(Data records)
START
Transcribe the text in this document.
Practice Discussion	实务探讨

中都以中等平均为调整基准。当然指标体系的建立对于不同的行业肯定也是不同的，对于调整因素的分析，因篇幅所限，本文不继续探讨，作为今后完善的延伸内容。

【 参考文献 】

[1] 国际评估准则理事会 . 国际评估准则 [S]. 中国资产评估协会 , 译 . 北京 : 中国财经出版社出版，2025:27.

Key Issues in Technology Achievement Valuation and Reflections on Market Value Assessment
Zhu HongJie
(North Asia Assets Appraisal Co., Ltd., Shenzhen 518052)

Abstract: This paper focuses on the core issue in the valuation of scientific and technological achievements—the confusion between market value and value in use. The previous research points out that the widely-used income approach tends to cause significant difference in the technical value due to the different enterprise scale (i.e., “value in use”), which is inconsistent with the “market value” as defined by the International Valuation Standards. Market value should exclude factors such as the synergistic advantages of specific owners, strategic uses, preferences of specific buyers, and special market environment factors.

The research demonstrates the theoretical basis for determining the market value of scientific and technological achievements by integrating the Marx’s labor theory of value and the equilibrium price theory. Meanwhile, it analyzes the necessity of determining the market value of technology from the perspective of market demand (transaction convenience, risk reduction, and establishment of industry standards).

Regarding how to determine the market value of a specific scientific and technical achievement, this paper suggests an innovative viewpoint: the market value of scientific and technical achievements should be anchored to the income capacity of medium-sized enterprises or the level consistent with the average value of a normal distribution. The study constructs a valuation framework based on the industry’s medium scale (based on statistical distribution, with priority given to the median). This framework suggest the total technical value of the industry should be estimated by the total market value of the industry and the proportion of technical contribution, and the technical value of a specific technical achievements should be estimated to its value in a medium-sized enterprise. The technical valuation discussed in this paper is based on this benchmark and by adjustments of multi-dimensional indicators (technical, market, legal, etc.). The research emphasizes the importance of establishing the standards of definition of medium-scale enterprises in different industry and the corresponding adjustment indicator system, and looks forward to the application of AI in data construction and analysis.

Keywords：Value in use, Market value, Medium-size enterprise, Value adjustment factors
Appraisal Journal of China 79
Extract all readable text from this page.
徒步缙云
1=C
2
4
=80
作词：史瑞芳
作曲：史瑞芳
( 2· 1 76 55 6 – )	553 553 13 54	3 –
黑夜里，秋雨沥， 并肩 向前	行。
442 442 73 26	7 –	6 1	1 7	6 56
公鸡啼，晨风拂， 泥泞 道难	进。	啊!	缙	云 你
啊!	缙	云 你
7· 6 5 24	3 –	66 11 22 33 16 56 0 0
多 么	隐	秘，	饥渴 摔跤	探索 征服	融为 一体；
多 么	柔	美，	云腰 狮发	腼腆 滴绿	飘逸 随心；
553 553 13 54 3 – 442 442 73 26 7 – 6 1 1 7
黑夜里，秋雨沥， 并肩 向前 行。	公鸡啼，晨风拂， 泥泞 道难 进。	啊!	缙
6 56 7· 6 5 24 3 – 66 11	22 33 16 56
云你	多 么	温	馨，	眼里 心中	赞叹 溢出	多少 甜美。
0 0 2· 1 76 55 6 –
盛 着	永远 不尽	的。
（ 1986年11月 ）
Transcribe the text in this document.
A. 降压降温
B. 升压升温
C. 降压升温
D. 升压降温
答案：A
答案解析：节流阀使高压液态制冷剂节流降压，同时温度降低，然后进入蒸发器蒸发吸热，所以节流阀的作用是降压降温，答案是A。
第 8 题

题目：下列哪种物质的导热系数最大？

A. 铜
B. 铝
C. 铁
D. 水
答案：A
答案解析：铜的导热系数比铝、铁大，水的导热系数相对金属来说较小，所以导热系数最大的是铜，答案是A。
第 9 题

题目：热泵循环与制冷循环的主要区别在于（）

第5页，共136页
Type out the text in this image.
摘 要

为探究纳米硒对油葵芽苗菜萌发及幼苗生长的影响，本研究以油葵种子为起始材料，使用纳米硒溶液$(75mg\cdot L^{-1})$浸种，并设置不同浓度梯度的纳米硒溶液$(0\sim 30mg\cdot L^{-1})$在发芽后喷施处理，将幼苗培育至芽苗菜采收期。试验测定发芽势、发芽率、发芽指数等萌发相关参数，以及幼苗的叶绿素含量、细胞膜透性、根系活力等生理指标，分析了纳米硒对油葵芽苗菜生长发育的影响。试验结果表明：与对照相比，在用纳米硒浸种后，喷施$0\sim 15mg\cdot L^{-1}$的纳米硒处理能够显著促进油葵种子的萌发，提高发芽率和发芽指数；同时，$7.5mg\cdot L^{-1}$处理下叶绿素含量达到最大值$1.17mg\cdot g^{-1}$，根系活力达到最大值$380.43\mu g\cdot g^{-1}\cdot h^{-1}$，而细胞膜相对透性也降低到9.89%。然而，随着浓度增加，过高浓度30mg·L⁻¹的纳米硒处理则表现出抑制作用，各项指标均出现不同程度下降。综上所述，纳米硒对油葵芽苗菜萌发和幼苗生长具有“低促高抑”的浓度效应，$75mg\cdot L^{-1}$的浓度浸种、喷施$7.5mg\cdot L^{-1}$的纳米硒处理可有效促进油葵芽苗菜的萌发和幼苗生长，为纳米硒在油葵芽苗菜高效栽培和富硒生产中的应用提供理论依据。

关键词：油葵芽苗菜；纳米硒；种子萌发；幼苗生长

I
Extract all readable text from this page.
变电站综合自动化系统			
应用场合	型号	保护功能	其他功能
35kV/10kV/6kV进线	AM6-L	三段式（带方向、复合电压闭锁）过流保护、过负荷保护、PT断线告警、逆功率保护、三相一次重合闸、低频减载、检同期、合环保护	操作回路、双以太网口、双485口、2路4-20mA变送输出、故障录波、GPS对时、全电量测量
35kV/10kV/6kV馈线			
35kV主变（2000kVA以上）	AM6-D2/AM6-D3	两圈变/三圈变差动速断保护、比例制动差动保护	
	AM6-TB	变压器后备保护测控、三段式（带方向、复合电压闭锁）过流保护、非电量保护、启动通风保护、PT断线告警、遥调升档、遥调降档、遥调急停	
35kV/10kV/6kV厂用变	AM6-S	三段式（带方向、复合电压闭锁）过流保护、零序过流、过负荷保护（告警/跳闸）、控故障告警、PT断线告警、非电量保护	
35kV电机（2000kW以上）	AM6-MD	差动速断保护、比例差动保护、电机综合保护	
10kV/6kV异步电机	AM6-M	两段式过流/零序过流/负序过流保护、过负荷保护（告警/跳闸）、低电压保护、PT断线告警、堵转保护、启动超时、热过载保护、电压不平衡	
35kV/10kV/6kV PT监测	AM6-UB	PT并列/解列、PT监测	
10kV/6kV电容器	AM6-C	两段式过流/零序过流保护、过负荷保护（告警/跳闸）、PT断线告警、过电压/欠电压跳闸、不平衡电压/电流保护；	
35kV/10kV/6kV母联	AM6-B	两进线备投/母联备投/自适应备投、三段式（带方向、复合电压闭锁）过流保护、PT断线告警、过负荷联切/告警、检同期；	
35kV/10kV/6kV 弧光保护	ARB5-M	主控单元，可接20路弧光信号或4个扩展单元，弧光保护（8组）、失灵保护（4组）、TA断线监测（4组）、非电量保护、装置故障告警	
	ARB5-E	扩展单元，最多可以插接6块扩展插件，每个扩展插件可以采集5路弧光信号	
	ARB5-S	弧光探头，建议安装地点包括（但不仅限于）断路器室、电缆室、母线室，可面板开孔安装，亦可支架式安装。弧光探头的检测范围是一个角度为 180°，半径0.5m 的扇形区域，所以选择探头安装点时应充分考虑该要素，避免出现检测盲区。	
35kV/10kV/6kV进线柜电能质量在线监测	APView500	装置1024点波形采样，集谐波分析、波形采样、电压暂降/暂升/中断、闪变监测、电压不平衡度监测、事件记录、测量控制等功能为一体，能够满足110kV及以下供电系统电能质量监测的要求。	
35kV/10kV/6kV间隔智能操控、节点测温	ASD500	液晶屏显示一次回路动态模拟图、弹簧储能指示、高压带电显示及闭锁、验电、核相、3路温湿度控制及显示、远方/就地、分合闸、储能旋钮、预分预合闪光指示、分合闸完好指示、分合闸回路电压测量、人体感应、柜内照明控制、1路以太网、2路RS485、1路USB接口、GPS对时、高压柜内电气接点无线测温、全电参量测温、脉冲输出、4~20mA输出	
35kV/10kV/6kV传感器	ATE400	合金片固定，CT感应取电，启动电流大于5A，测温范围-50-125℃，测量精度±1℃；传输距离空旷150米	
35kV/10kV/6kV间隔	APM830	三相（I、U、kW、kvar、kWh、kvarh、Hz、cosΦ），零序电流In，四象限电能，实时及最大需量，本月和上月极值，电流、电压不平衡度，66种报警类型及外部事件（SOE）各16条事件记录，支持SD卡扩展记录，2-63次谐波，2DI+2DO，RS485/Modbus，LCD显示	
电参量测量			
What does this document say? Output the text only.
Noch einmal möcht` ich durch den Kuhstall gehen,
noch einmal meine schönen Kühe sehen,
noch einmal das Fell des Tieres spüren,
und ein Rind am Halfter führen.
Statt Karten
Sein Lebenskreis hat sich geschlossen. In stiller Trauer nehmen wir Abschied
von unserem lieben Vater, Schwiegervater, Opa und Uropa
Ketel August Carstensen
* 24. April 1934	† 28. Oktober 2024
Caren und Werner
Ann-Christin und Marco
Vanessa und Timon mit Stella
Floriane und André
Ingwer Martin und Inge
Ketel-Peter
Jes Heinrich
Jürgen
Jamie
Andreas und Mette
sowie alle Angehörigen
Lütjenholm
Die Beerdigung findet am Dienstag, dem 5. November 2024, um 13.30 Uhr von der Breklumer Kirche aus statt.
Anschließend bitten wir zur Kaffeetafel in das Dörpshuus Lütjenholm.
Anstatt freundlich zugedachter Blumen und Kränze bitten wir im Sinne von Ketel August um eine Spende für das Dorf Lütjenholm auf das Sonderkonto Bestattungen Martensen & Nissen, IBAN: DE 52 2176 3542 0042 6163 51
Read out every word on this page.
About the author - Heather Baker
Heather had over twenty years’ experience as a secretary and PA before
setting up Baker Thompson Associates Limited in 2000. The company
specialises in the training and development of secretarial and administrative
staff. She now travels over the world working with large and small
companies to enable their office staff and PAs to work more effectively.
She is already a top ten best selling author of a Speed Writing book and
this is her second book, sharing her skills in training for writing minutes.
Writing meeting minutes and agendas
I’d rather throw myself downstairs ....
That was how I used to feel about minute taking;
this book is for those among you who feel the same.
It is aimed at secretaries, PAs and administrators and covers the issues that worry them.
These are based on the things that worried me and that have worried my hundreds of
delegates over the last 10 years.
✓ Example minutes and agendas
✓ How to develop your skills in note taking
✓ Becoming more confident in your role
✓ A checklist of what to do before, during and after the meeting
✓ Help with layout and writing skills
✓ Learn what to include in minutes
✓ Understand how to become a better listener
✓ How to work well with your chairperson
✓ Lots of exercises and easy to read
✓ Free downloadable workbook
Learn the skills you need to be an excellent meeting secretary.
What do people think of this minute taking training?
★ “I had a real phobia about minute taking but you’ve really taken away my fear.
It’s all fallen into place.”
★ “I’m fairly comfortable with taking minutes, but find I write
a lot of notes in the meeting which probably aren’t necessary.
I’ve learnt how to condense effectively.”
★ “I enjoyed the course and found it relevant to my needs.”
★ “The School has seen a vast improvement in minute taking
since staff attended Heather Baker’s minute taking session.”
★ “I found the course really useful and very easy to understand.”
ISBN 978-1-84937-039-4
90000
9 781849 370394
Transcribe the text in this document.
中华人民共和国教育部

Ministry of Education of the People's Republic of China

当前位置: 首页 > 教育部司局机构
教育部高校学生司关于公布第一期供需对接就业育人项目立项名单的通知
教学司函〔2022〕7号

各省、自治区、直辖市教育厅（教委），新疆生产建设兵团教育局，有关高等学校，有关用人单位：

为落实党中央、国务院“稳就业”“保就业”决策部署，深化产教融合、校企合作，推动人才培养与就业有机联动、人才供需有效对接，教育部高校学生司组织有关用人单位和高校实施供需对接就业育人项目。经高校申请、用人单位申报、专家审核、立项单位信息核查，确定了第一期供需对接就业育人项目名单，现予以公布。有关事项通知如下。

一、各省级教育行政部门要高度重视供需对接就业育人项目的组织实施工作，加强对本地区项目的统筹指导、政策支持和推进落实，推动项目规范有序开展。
END
Problem statement: Copy out each line of the material that holds the word "GPS对时".

Solved exercise:
35kV/10kV/6kV进线	AM6-L	三段式（带方向、复合电压闭锁）过流保护、过负荷保护、PT断线告警、逆功率保护、三相一次重合闸、低频减载、检同期、合环保护	操作回路、双以太网口、双485口、2路4-20mA变送输出、故障录波、GPS对时、全电量测量
35kV/10kV/6kV间隔智能操控、节点测温	ASD500	液晶屏显示一次回路动态模拟图、弹簧储能指示、高压带电显示及闭锁、验电、核相、3路温湿度控制及显示、远方/就地、分合闸、储能旋钮、预分预合闪光指示、分合闸完好指示、分合闸回路电压测量、人体感应、柜内照明控制、1路以太网、2路RS485、1路USB接口、GPS对时、高压柜内电气接点无线测温、全电参量测温、脉冲输出、4~20mA输出	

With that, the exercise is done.